begin

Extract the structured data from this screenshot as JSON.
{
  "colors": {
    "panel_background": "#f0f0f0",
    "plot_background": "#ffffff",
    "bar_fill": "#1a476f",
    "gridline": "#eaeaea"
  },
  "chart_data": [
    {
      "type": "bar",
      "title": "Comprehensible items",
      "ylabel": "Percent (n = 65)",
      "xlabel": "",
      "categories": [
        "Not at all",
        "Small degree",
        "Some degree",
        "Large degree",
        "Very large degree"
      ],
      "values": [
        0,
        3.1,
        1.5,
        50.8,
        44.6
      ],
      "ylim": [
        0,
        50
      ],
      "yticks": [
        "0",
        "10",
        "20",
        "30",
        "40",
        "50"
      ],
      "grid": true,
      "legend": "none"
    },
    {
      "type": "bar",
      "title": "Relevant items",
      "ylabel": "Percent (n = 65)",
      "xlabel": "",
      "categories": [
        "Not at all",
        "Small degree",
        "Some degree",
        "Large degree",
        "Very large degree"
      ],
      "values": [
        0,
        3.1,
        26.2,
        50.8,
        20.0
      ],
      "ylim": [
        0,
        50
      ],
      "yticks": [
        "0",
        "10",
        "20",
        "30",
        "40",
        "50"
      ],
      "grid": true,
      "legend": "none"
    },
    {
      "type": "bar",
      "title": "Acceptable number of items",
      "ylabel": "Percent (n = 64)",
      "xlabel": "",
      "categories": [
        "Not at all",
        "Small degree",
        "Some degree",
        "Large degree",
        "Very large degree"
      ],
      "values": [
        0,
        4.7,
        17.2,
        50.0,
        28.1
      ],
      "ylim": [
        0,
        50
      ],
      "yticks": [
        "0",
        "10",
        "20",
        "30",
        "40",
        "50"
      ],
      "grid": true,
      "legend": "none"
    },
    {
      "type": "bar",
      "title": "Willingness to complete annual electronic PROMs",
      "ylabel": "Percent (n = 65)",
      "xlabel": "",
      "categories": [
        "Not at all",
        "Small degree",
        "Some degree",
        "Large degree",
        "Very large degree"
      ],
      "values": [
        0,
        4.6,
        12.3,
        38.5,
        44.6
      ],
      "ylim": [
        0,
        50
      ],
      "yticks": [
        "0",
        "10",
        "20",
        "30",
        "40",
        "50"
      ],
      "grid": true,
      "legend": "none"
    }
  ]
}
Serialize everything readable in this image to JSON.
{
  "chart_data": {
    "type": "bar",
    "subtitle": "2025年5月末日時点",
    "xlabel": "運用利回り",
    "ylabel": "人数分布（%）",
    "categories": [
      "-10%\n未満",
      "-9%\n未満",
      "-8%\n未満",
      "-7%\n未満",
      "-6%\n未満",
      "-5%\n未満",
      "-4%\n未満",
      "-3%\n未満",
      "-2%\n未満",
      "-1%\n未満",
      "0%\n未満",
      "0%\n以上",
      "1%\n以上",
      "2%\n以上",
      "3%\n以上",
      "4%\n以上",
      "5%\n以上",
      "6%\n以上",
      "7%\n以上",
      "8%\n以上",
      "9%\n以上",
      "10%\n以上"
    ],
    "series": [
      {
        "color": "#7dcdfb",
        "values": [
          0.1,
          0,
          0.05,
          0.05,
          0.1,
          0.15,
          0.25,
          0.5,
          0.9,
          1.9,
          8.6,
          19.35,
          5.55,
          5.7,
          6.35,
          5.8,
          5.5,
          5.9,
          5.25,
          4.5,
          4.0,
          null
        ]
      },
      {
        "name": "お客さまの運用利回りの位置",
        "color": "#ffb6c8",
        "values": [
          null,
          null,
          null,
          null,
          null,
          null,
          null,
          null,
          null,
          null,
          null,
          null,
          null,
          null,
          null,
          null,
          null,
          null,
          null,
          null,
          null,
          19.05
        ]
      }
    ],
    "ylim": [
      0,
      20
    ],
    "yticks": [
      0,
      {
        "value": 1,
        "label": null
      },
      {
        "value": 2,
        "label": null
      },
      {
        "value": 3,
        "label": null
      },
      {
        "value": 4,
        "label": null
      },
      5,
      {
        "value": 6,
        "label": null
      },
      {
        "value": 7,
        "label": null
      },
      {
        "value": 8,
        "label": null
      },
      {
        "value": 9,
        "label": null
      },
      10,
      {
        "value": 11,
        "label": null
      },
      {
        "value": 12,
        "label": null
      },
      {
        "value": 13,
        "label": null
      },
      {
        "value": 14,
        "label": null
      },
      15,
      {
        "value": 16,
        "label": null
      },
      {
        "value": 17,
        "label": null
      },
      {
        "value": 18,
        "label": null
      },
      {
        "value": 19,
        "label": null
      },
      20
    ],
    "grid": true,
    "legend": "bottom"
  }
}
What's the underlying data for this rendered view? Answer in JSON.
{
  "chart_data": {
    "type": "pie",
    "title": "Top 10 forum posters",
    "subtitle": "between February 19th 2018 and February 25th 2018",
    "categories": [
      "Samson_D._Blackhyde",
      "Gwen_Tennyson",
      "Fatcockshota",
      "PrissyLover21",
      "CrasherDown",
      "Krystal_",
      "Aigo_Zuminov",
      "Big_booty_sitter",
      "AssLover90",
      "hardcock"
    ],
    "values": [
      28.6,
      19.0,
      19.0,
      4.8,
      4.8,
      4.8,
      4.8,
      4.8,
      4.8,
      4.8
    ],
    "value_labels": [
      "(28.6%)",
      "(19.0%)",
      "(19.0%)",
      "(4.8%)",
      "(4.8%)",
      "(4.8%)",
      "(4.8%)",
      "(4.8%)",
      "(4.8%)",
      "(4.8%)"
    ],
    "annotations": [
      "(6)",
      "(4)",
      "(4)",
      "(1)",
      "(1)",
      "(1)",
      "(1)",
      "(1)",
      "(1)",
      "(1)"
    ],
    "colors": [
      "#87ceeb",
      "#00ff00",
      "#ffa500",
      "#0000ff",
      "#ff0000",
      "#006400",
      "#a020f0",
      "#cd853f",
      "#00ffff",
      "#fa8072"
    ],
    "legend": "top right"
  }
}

end

■ Requirements
Each line above is to be repeated exactly.

■ The response
Extract the structured data from this screenshot as JSON.
{
  "colors": {
    "panel_background": "#f0f0f0",
    "plot_background": "#ffffff",
    "bar_fill": "#1a476f",
    "gridline": "#eaeaea"
  },
  "chart_data": [
    {
      "type": "bar",
      "title": "Comprehensible items",
      "ylabel": "Percent (n = 65)",
      "xlabel": "",
      "categories": [
        "Not at all",
        "Small degree",
        "Some degree",
        "Large degree",
        "Very large degree"
      ],
      "values": [
        0,
        3.1,
        1.5,
        50.8,
        44.6
      ],
      "ylim": [
        0,
        50
      ],
      "yticks": [
        "0",
        "10",
        "20",
        "30",
        "40",
        "50"
      ],
      "grid": true,
      "legend": "none"
    },
    {
      "type": "bar",
      "title": "Relevant items",
      "ylabel": "Percent (n = 65)",
      "xlabel": "",
      "categories": [
        "Not at all",
        "Small degree",
        "Some degree",
        "Large degree",
        "Very large degree"
      ],
      "values": [
        0,
        3.1,
        26.2,
        50.8,
        20.0
      ],
      "ylim": [
        0,
        50
      ],
      "yticks": [
        "0",
        "10",
        "20",
        "30",
        "40",
        "50"
      ],
      "grid": true,
      "legend": "none"
    },
    {
      "type": "bar",
      "title": "Acceptable number of items",
      "ylabel": "Percent (n = 64)",
      "xlabel": "",
      "categories": [
        "Not at all",
        "Small degree",
        "Some degree",
        "Large degree",
        "Very large degree"
      ],
      "values": [
        0,
        4.7,
        17.2,
        50.0,
        28.1
      ],
      "ylim": [
        0,
        50
      ],
      "yticks": [
        "0",
        "10",
        "20",
        "30",
        "40",
        "50"
      ],
      "grid": true,
      "legend": "none"
    },
    {
      "type": "bar",
      "title": "Willingness to complete annual electronic PROMs",
      "ylabel": "Percent (n = 65)",
      "xlabel": "",
      "categories": [
        "Not at all",
        "Small degree",
        "Some degree",
        "Large degree",
        "Very large degree"
      ],
      "values": [
        0,
        4.6,
        12.3,
        38.5,
        44.6
      ],
      "ylim": [
        0,
        50
      ],
      "yticks": [
        "0",
        "10",
        "20",
        "30",
        "40",
        "50"
      ],
      "grid": true,
      "legend": "none"
    }
  ]
}
Serialize everything readable in this image to JSON.
{
  "chart_data": {
    "type": "bar",
    "subtitle": "2025年5月末日時点",
    "xlabel": "運用利回り",
    "ylabel": "人数分布（%）",
    "categories": [
      "-10%\n未満",
      "-9%\n未満",
      "-8%\n未満",
      "-7%\n未満",
      "-6%\n未満",
      "-5%\n未満",
      "-4%\n未満",
      "-3%\n未満",
      "-2%\n未満",
      "-1%\n未満",
      "0%\n未満",
      "0%\n以上",
      "1%\n以上",
      "2%\n以上",
      "3%\n以上",
      "4%\n以上",
      "5%\n以上",
      "6%\n以上",
      "7%\n以上",
      "8%\n以上",
      "9%\n以上",
      "10%\n以上"
    ],
    "series": [
      {
        "color": "#7dcdfb",
        "values": [
          0.1,
          0,
          0.05,
          0.05,
          0.1,
          0.15,
          0.25,
          0.5,
          0.9,
          1.9,
          8.6,
          19.35,
          5.55,
          5.7,
          6.35,
          5.8,
          5.5,
          5.9,
          5.25,
          4.5,
          4.0,
          null
        ]
      },
      {
        "name": "お客さまの運用利回りの位置",
        "color": "#ffb6c8",
        "values": [
          null,
          null,
          null,
          null,
          null,
          null,
          null,
          null,
          null,
          null,
          null,
          null,
          null,
          null,
          null,
          null,
          null,
          null,
          null,
          null,
          null,
          19.05
        ]
      }
    ],
    "ylim": [
      0,
      20
    ],
    "yticks": [
      0,
      {
        "value": 1,
        "label": null
      },
      {
        "value": 2,
        "label": null
      },
      {
        "value": 3,
        "label": null
      },
      {
        "value": 4,
        "label": null
      },
      5,
      {
        "value": 6,
        "label": null
      },
      {
        "value": 7,
        "label": null
      },
      {
        "value": 8,
        "label": null
      },
      {
        "value": 9,
        "label": null
      },
      10,
      {
        "value": 11,
        "label": null
      },
      {
        "value": 12,
        "label": null
      },
      {
        "value": 13,
        "label": null
      },
      {
        "value": 14,
        "label": null
      },
      15,
      {
        "value": 16,
        "label": null
      },
      {
        "value": 17,
        "label": null
      },
      {
        "value": 18,
        "label": null
      },
      {
        "value": 19,
        "label": null
      },
      20
    ],
    "grid": true,
    "legend": "bottom"
  }
}
What's the underlying data for this rendered view? Answer in JSON.
{
  "chart_data": {
    "type": "pie",
    "title": "Top 10 forum posters",
    "subtitle": "between February 19th 2018 and February 25th 2018",
    "categories": [
      "Samson_D._Blackhyde",
      "Gwen_Tennyson",
      "Fatcockshota",
      "PrissyLover21",
      "CrasherDown",
      "Krystal_",
      "Aigo_Zuminov",
      "Big_booty_sitter",
      "AssLover90",
      "hardcock"
    ],
    "values": [
      28.6,
      19.0,
      19.0,
      4.8,
      4.8,
      4.8,
      4.8,
      4.8,
      4.8,
      4.8
    ],
    "value_labels": [
      "(28.6%)",
      "(19.0%)",
      "(19.0%)",
      "(4.8%)",
      "(4.8%)",
      "(4.8%)",
      "(4.8%)",
      "(4.8%)",
      "(4.8%)",
      "(4.8%)"
    ],
    "annotations": [
      "(6)",
      "(4)",
      "(4)",
      "(1)",
      "(1)",
      "(1)",
      "(1)",
      "(1)",
      "(1)",
      "(1)"
    ],
    "colors": [
      "#87ceeb",
      "#00ff00",
      "#ffa500",
      "#0000ff",
      "#ff0000",
      "#006400",
      "#a020f0",
      "#cd853f",
      "#00ffff",
      "#fa8072"
    ],
    "legend": "top right"
  }
}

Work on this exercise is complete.